__Description of the task__
Extract the lines that hold the string "работы".

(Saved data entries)
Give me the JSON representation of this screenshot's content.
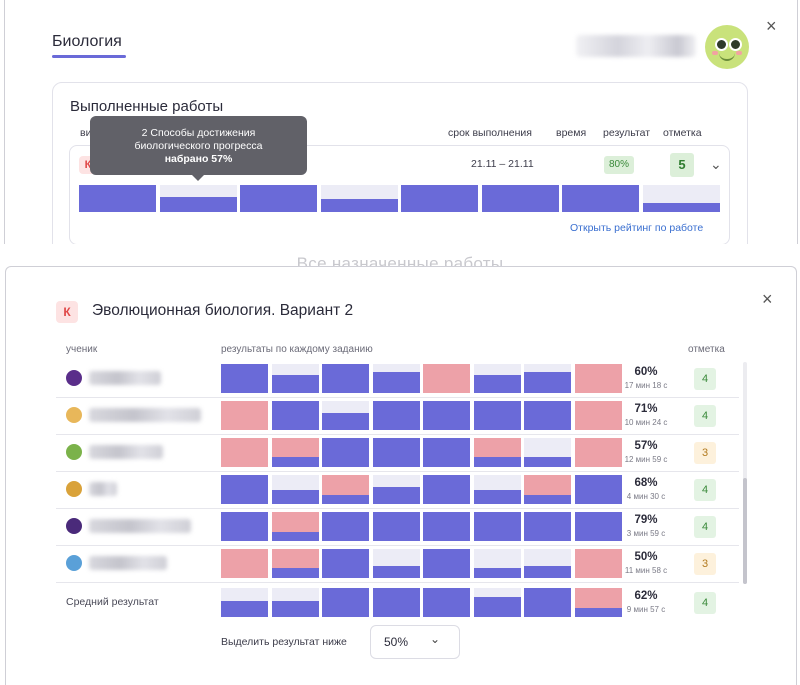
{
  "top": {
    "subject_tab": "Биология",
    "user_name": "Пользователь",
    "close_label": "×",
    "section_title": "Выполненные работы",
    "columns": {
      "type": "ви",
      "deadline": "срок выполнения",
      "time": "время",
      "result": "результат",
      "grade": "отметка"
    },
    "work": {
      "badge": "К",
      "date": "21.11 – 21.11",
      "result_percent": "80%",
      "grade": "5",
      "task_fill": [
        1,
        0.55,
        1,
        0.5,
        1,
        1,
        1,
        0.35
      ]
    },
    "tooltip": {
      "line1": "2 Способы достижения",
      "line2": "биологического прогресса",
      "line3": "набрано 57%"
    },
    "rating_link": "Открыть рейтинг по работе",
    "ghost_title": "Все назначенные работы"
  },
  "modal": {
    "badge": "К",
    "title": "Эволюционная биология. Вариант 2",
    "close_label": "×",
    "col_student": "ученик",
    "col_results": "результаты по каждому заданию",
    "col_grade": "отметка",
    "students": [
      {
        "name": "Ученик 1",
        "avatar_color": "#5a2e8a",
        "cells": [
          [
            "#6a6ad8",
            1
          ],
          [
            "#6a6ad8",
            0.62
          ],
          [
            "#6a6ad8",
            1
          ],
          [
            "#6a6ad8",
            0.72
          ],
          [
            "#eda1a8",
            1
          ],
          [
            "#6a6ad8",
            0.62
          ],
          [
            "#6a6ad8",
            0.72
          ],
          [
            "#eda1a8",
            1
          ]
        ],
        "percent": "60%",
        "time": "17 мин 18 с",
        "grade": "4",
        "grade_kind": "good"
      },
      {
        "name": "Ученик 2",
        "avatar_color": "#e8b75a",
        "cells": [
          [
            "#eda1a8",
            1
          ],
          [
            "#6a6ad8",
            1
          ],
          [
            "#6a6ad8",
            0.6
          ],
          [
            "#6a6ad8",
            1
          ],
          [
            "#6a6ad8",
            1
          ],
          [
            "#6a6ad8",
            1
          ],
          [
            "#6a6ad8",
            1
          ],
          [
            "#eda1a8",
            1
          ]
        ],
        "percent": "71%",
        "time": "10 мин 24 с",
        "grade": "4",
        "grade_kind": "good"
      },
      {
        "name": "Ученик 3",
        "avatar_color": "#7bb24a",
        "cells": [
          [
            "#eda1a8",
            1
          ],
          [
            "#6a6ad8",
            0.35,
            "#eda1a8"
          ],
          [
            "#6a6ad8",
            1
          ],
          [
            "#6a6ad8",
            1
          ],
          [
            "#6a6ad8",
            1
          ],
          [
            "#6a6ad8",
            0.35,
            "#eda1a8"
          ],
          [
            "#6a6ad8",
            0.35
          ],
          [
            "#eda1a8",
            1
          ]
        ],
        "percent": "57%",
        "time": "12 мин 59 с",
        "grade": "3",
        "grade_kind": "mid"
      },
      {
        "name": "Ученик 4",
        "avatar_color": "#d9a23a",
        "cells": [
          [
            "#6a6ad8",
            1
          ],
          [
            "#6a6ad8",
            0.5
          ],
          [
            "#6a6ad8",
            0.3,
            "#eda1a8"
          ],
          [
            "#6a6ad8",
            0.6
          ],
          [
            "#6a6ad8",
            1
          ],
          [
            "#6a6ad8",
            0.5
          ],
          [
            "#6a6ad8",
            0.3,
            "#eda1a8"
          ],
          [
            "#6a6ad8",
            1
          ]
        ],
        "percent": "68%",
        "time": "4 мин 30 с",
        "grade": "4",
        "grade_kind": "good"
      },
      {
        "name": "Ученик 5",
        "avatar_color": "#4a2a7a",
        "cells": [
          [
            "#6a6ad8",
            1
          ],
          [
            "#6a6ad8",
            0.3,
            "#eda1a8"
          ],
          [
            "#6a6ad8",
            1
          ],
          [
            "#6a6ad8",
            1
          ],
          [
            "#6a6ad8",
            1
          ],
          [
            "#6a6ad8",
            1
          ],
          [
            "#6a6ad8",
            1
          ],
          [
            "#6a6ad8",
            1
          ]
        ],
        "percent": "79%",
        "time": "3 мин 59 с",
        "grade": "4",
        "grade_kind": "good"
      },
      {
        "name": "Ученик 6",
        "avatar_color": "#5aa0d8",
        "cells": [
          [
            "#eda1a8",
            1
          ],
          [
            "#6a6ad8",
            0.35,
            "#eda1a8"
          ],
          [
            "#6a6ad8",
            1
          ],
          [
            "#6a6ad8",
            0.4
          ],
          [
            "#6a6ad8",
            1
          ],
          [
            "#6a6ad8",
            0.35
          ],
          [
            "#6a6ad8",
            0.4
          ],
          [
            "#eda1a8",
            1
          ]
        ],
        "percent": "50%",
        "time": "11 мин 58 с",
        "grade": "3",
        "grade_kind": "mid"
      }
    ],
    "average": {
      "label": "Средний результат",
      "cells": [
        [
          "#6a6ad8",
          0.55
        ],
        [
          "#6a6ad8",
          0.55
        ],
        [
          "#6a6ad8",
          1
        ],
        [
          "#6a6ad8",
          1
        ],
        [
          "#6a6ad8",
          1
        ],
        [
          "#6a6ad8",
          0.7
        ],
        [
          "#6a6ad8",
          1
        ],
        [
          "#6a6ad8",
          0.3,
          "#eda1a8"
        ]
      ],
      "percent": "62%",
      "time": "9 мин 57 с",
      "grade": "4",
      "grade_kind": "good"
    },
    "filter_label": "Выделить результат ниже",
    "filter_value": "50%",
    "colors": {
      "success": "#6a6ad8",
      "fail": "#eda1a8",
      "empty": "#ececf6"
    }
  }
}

--

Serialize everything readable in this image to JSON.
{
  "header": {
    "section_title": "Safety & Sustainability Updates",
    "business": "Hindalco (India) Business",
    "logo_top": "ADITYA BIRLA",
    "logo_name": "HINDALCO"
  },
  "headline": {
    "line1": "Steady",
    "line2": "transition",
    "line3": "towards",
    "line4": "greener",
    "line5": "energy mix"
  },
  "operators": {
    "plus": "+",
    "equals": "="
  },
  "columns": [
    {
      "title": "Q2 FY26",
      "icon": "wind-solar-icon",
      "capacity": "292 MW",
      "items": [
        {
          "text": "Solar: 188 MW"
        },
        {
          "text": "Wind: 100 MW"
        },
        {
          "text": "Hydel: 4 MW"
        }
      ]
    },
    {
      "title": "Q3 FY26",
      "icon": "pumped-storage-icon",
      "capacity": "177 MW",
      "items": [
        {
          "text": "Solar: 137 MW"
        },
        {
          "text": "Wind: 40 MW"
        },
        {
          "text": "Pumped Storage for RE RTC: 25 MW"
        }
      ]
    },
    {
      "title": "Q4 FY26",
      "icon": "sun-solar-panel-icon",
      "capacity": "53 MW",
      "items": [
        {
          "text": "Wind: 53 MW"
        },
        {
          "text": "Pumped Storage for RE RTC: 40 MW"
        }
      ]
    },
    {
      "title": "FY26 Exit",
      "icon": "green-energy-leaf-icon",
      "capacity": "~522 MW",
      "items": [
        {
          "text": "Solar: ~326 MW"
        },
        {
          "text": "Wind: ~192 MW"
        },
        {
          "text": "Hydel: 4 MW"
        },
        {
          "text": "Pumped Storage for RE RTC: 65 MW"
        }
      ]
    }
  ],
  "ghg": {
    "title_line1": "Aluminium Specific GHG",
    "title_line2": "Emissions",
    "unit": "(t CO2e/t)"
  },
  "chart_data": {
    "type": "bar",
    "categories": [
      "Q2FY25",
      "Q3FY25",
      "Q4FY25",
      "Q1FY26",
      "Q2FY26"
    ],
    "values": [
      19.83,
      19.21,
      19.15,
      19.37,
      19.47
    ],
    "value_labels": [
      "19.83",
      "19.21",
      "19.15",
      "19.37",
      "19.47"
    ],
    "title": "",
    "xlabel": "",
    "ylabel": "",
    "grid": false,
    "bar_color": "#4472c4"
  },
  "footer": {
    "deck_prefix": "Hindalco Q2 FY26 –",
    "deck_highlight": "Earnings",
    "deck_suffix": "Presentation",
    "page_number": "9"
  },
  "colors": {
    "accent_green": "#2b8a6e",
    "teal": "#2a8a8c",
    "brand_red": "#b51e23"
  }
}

__Exercise result__
    "section_title": "Выполненные работы",
    "ghost_title": "Все назначенные работы"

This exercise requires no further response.